§ **PROBLEM**
Pull out every line in the data that has the string "dahin" in it.

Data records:
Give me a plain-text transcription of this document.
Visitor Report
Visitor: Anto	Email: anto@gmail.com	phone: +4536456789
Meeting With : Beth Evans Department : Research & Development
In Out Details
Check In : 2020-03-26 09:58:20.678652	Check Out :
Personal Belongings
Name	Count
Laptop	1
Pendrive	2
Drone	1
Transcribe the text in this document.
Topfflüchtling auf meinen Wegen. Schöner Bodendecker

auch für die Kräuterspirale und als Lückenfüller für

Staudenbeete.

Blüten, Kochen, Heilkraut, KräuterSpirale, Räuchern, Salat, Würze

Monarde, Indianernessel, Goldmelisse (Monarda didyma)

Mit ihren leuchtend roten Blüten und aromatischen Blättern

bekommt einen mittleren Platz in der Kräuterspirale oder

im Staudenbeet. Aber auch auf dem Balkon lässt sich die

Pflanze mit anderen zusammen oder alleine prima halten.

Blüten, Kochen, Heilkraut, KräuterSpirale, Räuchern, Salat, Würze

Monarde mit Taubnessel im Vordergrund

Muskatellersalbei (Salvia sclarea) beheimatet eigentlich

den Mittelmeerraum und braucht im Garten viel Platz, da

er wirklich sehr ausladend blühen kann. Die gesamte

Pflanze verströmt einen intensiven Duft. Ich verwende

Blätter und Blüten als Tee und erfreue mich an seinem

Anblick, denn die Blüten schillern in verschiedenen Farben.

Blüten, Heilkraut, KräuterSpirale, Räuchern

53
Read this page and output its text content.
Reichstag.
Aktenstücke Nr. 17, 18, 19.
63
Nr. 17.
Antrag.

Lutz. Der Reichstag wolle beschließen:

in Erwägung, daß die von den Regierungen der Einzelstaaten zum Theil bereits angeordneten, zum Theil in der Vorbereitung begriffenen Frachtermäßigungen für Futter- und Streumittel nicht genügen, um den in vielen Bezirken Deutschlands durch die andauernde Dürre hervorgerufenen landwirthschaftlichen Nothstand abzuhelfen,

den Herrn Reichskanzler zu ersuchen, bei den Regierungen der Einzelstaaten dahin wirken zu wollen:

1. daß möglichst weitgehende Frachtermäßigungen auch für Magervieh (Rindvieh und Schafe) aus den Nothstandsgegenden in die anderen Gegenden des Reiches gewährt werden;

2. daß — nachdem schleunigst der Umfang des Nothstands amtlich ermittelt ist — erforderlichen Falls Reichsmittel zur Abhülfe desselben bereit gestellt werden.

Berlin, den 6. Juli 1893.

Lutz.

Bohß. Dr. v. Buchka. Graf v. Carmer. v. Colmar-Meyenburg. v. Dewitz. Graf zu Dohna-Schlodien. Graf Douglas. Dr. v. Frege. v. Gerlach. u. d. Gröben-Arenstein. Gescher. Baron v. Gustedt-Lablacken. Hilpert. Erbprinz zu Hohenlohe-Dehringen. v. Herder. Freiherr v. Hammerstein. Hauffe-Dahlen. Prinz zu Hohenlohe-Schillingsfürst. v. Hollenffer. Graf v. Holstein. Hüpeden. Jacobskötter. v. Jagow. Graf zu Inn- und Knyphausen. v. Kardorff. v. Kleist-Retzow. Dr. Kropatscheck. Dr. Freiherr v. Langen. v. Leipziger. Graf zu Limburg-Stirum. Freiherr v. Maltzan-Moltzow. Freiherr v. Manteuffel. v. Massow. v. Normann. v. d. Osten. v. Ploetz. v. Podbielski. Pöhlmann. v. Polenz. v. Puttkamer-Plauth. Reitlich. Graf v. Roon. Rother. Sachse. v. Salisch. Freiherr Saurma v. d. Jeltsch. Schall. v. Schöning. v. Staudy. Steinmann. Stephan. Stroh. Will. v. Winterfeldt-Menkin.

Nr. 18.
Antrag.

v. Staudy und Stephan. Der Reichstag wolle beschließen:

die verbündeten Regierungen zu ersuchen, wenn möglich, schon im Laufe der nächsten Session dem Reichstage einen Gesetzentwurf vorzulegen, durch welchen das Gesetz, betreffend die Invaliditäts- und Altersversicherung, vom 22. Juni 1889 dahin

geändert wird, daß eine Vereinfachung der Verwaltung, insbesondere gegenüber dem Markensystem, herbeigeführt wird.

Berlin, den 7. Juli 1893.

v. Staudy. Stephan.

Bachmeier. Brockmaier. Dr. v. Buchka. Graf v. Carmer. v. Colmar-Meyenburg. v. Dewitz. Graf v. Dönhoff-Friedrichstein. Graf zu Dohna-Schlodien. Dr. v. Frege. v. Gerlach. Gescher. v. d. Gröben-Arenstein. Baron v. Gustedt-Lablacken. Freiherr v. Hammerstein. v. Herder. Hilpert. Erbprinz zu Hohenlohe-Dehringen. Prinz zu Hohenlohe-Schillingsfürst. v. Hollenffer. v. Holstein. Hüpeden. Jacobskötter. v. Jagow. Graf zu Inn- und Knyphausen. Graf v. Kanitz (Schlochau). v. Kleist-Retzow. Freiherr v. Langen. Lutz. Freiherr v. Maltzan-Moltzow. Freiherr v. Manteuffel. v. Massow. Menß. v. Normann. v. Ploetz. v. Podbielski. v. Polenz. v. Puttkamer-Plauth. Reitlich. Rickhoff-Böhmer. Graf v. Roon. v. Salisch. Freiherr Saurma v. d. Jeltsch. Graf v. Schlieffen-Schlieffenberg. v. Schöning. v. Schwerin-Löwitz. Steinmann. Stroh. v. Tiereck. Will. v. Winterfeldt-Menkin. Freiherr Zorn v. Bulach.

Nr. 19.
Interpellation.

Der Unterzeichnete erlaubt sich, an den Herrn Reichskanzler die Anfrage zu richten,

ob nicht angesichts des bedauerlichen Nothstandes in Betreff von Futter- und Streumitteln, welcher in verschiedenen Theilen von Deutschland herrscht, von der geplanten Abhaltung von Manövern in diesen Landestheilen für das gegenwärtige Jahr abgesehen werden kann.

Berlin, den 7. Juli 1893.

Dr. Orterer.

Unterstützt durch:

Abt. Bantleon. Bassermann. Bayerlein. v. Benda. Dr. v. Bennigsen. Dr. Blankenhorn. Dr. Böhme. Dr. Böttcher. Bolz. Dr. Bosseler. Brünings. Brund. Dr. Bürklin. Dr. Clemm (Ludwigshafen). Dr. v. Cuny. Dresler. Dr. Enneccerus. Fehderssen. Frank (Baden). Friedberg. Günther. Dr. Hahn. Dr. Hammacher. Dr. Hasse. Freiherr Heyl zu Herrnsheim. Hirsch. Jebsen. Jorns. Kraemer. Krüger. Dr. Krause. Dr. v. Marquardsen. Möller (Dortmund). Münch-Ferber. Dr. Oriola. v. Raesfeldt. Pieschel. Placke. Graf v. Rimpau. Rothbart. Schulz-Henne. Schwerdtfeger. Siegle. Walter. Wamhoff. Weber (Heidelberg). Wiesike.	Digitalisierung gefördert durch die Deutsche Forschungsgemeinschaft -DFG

§ **FULL RESPONSE**
den Herrn Reichskanzler zu ersuchen, bei den Regierungen der Einzelstaaten dahin wirken zu wollen:
die verbündeten Regierungen zu ersuchen, wenn möglich, schon im Laufe der nächsten Session dem Reichstage einen Gesetzentwurf vorzulegen, durch welchen das Gesetz, betreffend die Invaliditäts- und Altersversicherung, vom 22. Juni 1889 dahin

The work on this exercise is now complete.